[Document page transcription items]

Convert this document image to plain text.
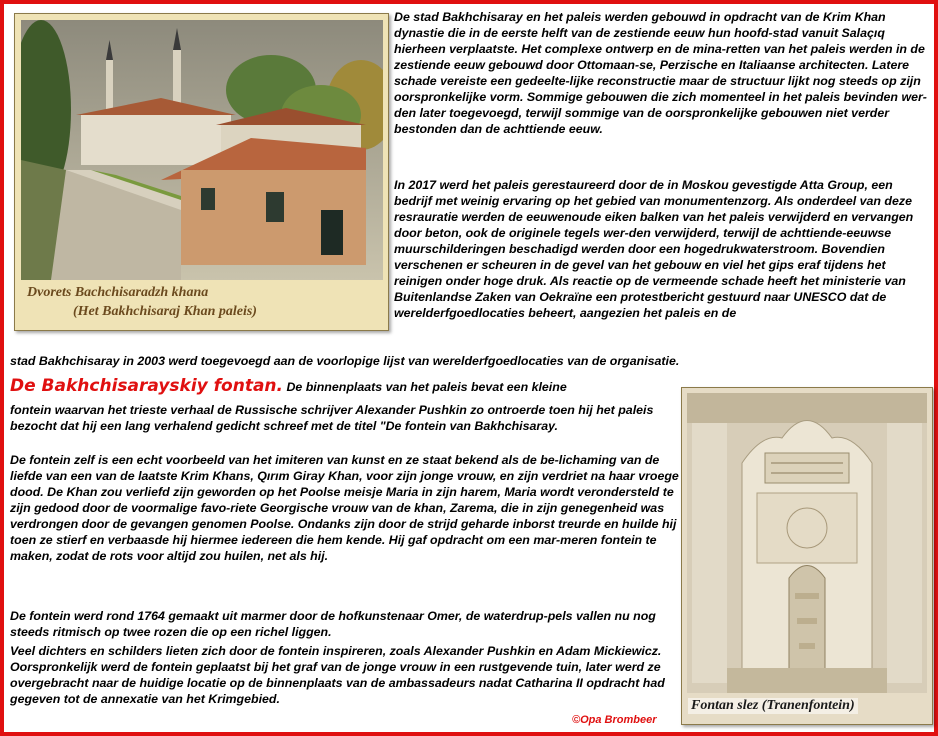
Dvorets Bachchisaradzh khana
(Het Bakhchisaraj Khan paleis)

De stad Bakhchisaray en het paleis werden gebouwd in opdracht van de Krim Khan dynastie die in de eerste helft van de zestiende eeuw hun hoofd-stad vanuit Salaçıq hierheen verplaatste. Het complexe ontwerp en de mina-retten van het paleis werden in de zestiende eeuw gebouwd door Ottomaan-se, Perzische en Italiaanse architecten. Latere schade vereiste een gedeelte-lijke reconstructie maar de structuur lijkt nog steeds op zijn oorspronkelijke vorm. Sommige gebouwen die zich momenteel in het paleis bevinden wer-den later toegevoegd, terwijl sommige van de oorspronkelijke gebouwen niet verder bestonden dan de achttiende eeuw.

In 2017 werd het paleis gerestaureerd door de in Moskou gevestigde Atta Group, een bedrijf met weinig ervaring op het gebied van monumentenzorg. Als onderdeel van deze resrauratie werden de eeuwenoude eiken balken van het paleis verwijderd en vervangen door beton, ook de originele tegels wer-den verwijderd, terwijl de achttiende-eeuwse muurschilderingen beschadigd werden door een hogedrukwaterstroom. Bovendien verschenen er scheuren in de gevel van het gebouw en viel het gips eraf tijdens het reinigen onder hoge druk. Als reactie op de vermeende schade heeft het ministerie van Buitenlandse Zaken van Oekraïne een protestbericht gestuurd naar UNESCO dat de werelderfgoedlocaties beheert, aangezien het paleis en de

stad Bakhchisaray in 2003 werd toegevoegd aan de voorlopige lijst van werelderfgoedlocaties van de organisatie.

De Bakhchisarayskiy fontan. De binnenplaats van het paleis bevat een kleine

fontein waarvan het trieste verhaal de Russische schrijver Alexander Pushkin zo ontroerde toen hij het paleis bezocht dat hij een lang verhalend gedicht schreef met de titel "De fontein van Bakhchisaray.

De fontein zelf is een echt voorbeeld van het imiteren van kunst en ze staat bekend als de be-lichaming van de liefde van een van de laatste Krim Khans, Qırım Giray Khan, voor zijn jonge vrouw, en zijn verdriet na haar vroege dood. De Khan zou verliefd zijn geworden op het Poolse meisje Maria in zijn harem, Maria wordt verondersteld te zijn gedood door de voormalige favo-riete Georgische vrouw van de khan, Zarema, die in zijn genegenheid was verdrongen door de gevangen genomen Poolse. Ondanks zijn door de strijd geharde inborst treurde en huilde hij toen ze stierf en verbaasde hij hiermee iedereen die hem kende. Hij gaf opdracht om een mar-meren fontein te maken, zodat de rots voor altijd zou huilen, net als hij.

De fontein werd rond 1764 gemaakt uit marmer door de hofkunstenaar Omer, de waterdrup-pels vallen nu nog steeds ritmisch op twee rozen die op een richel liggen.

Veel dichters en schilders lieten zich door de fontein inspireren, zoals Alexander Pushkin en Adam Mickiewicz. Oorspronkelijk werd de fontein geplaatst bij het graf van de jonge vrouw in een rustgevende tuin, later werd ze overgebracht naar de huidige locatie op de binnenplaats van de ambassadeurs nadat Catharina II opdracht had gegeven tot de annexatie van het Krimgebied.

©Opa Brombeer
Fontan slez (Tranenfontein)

* * *

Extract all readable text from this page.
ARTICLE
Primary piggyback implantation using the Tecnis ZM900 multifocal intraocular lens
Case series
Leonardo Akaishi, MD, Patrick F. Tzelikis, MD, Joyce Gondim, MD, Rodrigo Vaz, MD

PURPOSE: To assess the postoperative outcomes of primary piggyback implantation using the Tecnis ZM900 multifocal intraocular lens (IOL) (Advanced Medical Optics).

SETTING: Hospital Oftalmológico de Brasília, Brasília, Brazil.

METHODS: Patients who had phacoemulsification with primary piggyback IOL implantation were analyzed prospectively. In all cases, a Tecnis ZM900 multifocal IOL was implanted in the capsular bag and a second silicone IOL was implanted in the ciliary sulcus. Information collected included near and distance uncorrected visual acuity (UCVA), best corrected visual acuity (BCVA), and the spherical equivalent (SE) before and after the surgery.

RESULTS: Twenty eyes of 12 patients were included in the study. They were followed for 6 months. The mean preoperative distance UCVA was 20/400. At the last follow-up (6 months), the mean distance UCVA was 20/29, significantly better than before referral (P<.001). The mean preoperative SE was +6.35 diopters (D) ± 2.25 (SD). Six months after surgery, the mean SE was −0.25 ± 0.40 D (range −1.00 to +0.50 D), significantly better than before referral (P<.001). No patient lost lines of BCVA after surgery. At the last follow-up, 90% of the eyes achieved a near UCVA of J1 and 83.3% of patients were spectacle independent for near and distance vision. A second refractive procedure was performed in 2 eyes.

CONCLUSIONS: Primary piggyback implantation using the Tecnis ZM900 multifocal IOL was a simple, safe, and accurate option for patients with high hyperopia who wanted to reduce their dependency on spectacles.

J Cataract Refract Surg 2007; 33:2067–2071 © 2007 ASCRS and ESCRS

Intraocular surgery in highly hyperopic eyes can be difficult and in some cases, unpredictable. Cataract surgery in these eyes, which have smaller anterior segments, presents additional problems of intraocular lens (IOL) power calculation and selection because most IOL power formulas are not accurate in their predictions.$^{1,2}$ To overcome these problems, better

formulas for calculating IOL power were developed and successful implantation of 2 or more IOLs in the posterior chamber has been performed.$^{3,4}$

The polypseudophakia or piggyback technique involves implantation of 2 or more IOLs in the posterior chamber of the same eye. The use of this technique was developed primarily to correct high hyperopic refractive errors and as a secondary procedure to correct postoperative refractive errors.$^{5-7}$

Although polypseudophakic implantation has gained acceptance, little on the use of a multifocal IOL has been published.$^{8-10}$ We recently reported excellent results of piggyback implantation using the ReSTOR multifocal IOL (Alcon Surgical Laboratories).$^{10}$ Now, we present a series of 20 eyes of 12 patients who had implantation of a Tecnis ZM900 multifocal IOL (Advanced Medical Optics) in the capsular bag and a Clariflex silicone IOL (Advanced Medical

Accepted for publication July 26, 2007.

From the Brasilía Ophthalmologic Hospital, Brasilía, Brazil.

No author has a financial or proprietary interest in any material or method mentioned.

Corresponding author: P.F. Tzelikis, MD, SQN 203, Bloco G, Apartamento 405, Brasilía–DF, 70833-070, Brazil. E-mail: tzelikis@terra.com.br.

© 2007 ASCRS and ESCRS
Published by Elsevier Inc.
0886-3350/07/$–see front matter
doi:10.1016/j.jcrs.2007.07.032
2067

What is needed
Find all the lines with "zich" in the data and copy them.

Exercise result
De stad Bakhchisaray en het paleis werden gebouwd in opdracht van de Krim Khan dynastie die in de eerste helft van de zestiende eeuw hun hoofd-stad vanuit Salaçıq hierheen verplaatste. Het complexe ontwerp en de mina-retten van het paleis werden in de zestiende eeuw gebouwd door Ottomaan-se, Perzische en Italiaanse architecten. Latere schade vereiste een gedeelte-lijke reconstructie maar de structuur lijkt nog steeds op zijn oorspronkelijke vorm. Sommige gebouwen die zich momenteel in het paleis bevinden wer-den later toegevoegd, terwijl sommige van de oorspronkelijke gebouwen niet verder bestonden dan de achttiende eeuw.
Veel dichters en schilders lieten zich door de fontein inspireren, zoals Alexander Pushkin en Adam Mickiewicz. Oorspronkelijk werd de fontein geplaatst bij het graf van de jonge vrouw in een rustgevende tuin, later werd ze overgebracht naar de huidige locatie op de binnenplaats van de ambassadeurs nadat Catharina II opdracht had gegeven tot de annexatie van het Krimgebied.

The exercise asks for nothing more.